--- start Dataset extract ---
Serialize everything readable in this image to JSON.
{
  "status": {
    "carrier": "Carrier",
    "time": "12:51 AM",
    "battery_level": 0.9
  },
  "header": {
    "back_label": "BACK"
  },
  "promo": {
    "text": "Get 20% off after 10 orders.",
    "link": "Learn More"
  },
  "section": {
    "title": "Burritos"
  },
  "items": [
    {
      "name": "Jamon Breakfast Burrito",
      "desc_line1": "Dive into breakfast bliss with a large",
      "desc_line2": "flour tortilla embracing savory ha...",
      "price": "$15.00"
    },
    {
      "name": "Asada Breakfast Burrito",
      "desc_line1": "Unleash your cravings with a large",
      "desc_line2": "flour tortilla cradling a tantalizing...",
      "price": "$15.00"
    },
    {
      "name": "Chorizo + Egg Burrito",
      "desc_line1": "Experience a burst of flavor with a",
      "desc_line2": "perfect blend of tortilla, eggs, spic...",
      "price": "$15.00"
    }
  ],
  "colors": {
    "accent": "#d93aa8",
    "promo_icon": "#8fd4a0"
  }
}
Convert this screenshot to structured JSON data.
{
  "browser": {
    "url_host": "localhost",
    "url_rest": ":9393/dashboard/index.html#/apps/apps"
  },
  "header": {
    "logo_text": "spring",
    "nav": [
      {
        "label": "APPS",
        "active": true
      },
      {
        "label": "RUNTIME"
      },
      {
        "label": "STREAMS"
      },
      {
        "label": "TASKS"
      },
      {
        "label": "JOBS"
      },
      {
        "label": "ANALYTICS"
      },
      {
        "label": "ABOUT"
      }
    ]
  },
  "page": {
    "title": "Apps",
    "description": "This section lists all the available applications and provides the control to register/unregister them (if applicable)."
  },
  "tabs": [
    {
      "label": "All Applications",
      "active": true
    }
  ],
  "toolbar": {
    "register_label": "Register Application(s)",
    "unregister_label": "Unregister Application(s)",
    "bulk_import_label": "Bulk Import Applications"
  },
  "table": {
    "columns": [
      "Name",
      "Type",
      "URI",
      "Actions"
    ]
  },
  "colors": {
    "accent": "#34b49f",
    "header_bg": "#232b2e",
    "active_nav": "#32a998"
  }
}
--- end Dataset extract ---
Determine how many lines of the listing above include the word "large", and report that number only.

## Solution to this task
2